* _Short exercise_: Determine the number of lines in these entries that hold the word "January". Give the number and nothing more.

* _Data for this exercise_:
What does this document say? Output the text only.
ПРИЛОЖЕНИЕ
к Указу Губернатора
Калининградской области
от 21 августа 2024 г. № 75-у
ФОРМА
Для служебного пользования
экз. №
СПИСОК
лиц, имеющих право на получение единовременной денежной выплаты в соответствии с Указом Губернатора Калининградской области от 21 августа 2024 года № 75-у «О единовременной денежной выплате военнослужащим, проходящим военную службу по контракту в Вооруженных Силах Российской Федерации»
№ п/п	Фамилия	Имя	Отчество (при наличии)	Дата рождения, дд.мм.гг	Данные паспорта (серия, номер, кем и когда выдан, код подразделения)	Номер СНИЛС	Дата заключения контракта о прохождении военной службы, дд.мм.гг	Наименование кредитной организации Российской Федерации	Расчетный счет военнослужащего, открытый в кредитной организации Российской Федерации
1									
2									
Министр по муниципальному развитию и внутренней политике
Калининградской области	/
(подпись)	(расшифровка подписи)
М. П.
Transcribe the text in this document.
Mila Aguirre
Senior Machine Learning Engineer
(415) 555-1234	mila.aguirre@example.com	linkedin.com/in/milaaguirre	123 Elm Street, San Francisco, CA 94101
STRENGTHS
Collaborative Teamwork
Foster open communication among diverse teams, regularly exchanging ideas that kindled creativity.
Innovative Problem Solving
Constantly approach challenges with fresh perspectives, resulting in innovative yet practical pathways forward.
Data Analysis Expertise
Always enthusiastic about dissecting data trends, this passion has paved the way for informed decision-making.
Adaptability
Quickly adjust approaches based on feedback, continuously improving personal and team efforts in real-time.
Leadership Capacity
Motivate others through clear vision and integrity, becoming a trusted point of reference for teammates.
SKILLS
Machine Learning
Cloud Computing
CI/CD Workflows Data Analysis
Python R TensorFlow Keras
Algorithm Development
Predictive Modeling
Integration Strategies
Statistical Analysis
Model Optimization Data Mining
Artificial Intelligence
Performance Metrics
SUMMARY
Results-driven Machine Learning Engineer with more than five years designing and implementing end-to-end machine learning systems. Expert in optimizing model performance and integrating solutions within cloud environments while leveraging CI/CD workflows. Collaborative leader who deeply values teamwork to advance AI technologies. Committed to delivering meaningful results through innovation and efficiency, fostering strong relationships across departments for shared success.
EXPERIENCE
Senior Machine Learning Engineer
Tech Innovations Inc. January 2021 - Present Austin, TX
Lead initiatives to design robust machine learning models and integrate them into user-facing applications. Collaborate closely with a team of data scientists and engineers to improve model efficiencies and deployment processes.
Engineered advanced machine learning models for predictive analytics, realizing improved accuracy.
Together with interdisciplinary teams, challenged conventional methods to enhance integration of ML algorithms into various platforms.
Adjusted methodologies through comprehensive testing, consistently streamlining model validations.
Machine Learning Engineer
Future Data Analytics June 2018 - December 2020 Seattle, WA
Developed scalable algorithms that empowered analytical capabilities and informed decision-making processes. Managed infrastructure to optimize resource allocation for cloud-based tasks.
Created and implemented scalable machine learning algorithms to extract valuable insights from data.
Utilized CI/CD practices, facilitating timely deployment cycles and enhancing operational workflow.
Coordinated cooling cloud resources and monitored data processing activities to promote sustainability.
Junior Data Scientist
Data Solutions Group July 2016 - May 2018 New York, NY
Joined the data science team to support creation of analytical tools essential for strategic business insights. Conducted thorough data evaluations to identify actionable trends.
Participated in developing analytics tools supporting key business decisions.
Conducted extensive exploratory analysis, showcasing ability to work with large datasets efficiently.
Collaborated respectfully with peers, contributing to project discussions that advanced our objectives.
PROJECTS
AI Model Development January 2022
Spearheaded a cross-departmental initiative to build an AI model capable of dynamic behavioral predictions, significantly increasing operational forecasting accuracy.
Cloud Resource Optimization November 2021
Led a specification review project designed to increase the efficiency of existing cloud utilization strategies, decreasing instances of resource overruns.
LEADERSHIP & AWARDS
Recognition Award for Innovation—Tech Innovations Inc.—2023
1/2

* _Exercise response_: 2